WHAT IS BEING ASKED – Comb through the entries for "this" and pull out each line that holds it.

[begin RECORDS TO USE]

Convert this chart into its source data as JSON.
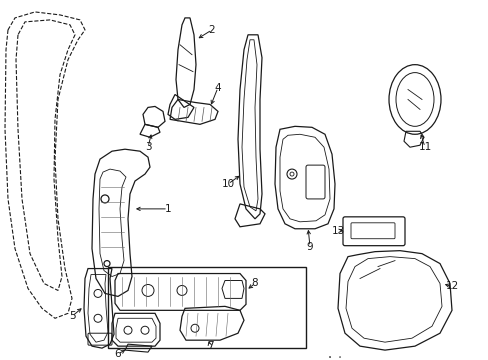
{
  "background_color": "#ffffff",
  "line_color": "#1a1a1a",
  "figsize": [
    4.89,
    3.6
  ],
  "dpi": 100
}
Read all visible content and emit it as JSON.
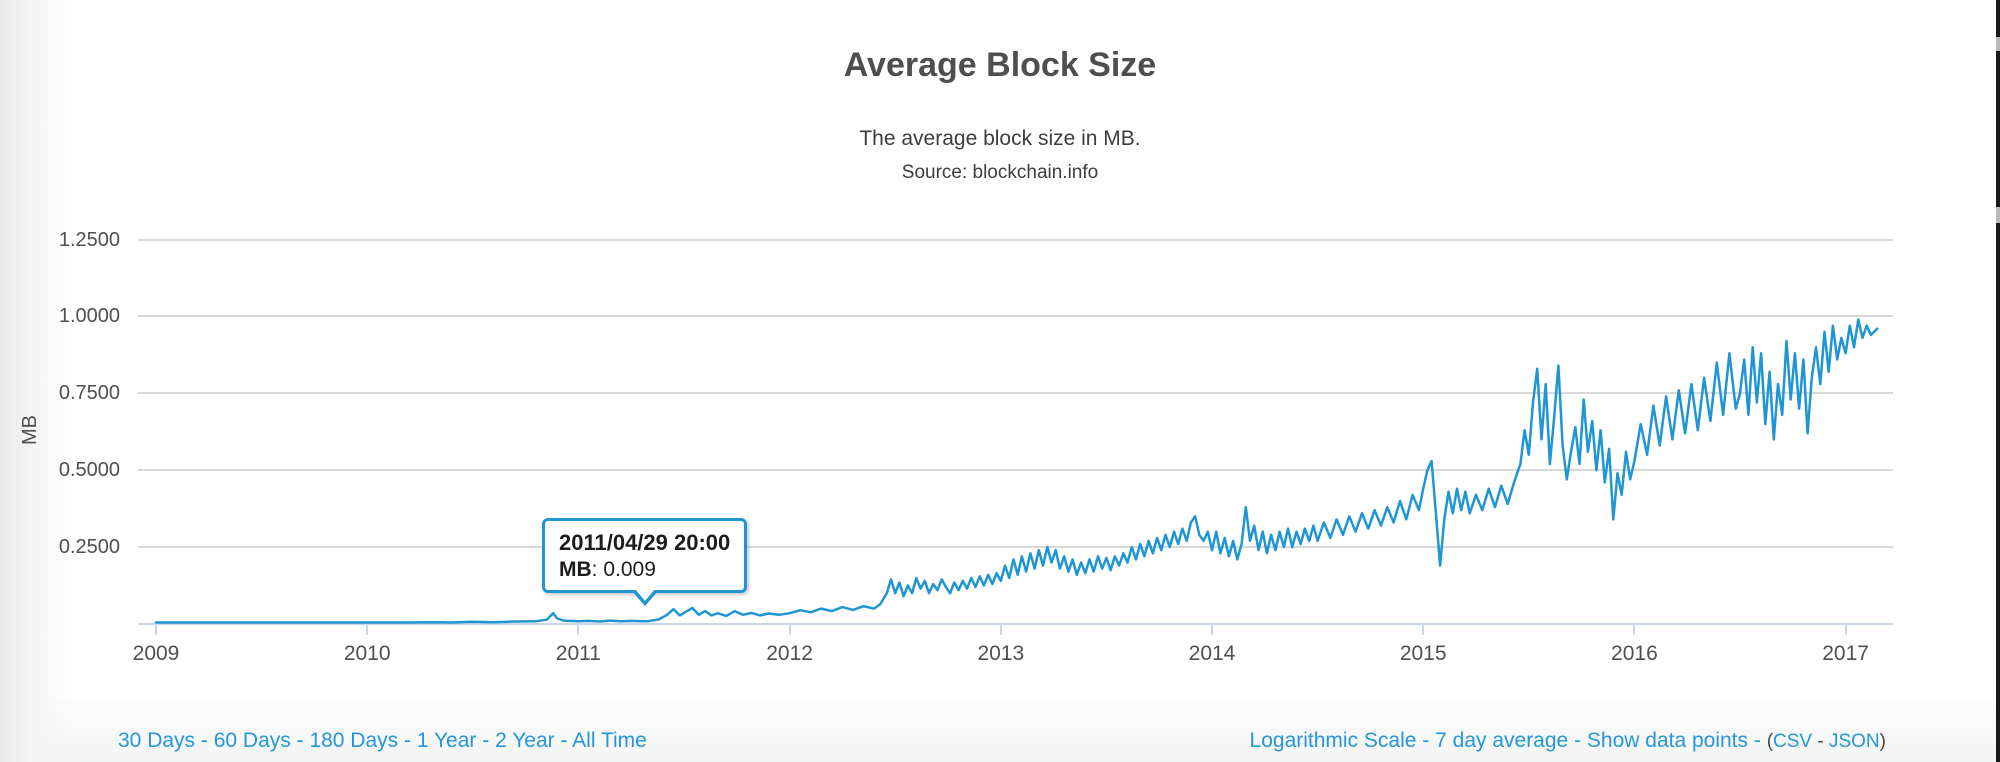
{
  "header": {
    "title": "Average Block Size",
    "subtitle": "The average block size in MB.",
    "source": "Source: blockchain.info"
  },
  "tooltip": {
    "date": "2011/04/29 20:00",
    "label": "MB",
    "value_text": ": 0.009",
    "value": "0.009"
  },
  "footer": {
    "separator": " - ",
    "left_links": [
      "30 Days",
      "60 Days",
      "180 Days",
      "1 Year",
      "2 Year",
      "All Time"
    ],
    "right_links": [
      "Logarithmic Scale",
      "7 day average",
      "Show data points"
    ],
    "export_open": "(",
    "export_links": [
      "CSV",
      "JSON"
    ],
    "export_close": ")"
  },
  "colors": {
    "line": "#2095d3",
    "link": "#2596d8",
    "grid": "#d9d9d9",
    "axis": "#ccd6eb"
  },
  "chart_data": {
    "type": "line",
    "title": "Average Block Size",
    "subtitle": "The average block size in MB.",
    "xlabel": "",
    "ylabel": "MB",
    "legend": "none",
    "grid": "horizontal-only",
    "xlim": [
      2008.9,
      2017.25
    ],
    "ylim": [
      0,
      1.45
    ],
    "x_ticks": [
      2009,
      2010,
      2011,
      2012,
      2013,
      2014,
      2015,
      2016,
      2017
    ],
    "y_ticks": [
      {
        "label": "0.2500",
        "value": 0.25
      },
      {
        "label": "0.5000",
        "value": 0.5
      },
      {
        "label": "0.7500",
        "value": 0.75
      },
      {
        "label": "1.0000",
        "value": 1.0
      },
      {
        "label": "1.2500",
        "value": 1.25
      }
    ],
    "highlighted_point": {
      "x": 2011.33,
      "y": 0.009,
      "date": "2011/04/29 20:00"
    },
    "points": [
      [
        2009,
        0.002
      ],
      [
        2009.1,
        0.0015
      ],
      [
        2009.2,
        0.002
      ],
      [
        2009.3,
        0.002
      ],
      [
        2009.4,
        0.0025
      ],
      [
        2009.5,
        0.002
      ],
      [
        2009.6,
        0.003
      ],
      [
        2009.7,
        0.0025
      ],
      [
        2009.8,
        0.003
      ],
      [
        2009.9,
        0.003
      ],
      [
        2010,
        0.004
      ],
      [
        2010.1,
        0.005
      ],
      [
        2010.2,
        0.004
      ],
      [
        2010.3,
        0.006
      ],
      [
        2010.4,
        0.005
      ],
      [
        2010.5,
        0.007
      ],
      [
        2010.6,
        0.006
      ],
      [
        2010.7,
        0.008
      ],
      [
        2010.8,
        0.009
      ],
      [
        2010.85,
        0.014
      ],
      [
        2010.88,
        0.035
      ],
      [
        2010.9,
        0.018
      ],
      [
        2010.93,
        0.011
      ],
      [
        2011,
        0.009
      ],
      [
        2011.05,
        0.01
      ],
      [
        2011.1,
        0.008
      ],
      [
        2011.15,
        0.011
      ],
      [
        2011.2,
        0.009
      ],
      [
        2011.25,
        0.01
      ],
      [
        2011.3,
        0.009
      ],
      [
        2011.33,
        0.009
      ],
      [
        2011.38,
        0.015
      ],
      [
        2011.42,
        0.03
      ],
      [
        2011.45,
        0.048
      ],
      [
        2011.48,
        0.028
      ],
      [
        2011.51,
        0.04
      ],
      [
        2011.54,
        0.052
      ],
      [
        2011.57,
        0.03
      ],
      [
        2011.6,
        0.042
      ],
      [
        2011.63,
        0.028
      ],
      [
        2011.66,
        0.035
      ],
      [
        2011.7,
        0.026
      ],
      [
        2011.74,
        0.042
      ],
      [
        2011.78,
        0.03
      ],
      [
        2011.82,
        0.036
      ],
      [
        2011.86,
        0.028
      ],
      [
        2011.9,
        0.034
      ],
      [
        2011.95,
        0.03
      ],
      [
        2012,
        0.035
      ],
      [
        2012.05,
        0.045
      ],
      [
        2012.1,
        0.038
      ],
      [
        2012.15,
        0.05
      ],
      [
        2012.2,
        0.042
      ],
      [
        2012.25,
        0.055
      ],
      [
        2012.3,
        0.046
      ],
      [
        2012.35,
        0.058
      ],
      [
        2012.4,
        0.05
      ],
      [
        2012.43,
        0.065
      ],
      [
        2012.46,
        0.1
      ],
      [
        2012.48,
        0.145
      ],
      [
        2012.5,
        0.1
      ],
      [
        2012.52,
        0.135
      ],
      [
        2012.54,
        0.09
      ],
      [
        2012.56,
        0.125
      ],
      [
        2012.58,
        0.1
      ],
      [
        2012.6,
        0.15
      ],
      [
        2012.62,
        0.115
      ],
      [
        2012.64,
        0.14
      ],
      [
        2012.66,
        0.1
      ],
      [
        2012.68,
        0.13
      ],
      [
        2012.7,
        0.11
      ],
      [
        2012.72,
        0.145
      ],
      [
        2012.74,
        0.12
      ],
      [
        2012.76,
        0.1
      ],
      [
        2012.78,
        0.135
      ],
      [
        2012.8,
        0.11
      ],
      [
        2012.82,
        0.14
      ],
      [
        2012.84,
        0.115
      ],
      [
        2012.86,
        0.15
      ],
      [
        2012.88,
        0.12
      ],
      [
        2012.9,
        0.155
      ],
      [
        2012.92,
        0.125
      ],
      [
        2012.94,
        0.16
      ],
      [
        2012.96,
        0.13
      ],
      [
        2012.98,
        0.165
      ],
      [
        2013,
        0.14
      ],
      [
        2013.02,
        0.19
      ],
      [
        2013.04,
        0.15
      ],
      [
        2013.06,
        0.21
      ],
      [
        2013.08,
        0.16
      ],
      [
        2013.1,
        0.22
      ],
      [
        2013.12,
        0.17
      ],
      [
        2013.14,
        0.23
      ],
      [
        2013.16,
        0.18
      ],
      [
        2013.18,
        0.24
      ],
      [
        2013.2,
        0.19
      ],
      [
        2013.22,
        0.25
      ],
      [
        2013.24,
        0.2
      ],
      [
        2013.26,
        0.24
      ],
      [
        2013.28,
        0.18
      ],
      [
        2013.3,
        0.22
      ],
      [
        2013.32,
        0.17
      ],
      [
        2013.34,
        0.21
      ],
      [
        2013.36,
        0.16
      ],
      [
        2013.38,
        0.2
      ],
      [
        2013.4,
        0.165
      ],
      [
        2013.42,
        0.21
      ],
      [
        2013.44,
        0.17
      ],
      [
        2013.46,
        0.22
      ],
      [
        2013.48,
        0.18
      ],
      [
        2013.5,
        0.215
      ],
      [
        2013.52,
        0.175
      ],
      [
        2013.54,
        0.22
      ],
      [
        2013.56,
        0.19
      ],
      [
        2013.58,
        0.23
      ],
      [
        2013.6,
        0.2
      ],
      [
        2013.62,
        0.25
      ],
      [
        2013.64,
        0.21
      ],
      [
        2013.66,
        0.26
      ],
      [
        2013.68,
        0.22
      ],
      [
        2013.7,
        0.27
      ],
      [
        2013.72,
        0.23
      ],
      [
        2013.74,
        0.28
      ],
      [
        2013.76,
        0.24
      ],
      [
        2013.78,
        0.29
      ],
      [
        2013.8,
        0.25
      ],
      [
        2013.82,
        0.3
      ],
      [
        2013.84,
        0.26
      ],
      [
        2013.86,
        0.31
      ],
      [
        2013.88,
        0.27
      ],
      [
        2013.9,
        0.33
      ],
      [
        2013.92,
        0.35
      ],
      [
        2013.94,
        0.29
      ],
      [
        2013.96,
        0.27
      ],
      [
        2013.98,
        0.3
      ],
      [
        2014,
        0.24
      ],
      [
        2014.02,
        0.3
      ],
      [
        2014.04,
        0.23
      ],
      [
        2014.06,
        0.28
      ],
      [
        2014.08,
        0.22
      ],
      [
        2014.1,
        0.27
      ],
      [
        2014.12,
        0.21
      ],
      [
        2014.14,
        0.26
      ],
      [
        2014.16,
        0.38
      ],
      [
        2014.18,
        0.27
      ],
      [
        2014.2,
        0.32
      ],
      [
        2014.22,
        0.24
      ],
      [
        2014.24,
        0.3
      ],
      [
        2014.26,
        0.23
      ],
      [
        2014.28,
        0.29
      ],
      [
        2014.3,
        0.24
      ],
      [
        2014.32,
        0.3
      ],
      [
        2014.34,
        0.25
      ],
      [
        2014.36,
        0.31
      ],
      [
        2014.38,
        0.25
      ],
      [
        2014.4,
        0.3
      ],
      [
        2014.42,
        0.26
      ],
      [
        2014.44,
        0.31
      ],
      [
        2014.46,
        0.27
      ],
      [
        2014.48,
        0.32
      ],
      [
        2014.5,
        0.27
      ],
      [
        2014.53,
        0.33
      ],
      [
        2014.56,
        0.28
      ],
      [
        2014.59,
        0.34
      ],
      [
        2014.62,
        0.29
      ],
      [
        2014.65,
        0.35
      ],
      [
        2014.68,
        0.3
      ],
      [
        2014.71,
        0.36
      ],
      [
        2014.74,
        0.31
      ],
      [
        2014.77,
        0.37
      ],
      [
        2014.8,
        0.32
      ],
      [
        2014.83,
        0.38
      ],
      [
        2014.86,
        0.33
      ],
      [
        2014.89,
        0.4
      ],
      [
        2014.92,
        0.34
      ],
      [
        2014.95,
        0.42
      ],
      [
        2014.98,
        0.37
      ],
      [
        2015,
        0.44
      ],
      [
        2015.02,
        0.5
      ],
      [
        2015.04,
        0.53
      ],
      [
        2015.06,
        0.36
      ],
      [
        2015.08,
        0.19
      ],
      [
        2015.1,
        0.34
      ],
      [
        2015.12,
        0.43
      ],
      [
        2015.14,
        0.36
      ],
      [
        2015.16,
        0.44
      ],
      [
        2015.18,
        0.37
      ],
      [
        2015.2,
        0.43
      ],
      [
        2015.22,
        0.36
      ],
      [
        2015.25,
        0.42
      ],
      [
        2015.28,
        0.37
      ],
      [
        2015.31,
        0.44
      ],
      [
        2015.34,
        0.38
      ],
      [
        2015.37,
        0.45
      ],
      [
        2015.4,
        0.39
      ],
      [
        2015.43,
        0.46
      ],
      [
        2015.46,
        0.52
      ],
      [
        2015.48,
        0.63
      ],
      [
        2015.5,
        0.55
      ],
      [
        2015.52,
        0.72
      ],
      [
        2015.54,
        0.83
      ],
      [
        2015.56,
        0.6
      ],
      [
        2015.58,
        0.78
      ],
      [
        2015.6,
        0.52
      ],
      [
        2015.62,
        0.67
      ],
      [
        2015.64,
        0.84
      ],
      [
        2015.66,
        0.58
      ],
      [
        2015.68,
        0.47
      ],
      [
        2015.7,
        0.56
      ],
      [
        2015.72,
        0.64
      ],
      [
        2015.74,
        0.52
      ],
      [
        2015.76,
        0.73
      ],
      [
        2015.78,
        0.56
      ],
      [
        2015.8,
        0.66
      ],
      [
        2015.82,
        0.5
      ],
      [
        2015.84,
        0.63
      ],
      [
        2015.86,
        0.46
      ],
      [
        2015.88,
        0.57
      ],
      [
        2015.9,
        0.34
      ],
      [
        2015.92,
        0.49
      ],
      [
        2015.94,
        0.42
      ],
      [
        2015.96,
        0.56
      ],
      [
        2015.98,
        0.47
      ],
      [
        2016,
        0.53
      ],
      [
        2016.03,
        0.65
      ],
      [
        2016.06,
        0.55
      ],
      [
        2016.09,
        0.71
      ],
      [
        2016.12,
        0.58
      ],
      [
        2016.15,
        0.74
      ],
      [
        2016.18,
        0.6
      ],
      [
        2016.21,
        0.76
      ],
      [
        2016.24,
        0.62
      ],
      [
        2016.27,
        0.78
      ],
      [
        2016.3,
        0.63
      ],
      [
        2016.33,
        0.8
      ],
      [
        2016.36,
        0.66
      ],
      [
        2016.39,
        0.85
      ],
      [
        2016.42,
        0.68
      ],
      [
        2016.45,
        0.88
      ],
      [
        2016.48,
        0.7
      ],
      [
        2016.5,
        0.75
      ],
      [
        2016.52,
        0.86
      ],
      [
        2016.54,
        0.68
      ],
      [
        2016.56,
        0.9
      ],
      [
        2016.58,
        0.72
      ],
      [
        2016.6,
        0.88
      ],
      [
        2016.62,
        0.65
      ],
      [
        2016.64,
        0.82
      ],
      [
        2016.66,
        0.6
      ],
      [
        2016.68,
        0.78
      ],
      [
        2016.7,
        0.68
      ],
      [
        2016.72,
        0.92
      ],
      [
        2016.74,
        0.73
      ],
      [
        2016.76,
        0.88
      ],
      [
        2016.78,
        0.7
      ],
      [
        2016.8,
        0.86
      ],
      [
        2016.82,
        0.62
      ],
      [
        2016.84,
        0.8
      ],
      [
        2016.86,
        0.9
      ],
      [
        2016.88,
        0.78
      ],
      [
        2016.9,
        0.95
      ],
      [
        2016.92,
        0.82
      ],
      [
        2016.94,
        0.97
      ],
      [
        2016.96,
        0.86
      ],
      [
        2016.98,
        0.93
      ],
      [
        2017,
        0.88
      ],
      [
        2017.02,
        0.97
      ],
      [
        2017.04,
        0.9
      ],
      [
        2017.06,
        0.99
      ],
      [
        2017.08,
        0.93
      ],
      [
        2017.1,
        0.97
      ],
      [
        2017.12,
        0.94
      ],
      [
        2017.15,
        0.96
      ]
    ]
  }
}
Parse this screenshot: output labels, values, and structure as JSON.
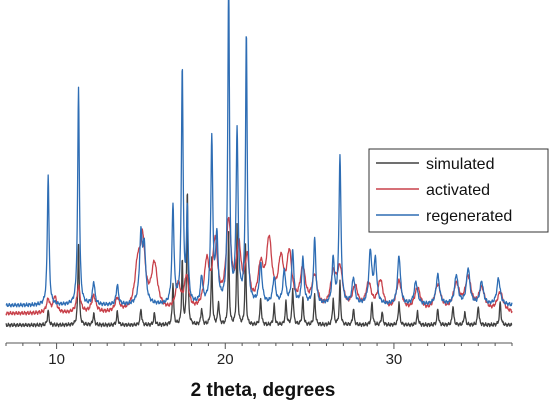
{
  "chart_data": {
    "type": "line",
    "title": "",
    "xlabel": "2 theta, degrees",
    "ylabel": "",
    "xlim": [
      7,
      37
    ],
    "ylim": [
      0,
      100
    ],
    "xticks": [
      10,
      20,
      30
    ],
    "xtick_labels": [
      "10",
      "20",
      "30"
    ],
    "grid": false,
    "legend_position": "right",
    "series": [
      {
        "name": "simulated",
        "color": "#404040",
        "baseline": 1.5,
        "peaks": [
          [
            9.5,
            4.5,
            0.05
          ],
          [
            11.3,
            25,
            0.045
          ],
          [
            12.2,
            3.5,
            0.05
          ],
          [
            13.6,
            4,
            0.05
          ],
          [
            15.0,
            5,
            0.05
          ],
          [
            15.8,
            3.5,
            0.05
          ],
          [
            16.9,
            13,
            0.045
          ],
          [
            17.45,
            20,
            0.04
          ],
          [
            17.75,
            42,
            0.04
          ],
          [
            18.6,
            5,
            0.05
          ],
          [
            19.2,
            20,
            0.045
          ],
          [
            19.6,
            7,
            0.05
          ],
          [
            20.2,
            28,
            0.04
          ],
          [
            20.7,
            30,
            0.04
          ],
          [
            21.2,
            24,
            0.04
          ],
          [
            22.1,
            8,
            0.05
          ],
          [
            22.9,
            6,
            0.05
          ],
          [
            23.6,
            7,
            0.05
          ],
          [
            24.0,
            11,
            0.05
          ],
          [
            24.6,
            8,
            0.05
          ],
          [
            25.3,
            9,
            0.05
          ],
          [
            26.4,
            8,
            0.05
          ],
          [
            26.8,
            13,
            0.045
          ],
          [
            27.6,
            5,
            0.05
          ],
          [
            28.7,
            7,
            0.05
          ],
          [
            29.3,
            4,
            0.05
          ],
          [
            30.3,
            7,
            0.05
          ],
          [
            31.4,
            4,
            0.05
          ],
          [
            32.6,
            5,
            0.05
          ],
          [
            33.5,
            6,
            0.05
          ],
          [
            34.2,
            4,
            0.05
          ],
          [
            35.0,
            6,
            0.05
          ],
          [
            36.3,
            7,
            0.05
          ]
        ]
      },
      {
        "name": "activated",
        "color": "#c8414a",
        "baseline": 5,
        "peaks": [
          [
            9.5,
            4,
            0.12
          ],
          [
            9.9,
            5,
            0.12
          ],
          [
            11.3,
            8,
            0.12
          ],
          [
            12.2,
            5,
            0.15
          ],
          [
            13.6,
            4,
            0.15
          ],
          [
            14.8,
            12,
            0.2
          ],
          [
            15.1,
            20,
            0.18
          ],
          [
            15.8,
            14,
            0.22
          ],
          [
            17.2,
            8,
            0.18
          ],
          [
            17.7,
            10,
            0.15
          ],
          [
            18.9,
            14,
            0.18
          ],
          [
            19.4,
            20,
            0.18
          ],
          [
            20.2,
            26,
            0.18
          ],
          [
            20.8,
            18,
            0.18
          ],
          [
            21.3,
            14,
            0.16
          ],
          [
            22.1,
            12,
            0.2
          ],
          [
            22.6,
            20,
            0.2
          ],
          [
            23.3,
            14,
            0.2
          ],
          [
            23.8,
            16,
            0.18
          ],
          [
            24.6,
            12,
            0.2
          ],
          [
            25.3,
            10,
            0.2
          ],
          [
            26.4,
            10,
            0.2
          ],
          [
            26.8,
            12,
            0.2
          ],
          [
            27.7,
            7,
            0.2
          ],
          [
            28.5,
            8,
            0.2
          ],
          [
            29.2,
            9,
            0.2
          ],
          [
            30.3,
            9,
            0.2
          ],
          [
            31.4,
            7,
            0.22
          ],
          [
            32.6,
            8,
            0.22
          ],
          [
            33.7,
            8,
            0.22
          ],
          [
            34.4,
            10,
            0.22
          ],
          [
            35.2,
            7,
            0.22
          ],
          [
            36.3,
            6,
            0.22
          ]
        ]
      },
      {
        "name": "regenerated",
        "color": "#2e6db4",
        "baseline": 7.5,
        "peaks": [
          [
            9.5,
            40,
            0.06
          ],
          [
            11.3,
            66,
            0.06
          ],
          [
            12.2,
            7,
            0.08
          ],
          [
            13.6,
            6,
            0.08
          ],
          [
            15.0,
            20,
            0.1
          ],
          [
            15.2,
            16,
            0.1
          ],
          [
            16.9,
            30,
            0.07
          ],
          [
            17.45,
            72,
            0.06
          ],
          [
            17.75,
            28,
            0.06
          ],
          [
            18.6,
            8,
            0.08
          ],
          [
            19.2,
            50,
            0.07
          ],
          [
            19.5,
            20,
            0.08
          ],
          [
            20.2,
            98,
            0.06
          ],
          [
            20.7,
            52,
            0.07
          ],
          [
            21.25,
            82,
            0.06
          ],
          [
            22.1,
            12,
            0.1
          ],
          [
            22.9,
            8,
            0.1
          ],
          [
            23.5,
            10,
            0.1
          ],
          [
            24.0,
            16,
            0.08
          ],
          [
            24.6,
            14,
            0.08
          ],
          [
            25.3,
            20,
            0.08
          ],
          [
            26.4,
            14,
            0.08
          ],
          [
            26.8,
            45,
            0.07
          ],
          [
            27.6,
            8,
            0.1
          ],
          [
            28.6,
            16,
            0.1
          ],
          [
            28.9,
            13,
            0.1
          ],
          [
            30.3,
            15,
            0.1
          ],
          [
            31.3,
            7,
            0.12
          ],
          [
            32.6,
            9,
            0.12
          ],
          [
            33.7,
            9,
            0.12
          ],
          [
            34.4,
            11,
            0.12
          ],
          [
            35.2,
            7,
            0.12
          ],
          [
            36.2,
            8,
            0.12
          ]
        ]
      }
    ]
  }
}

[end RECORDS TO USE]

RIGHT ANSWER –
Convert this chart into its source data as JSON.
Parse this screenshot: output labels, values, and structure as JSON.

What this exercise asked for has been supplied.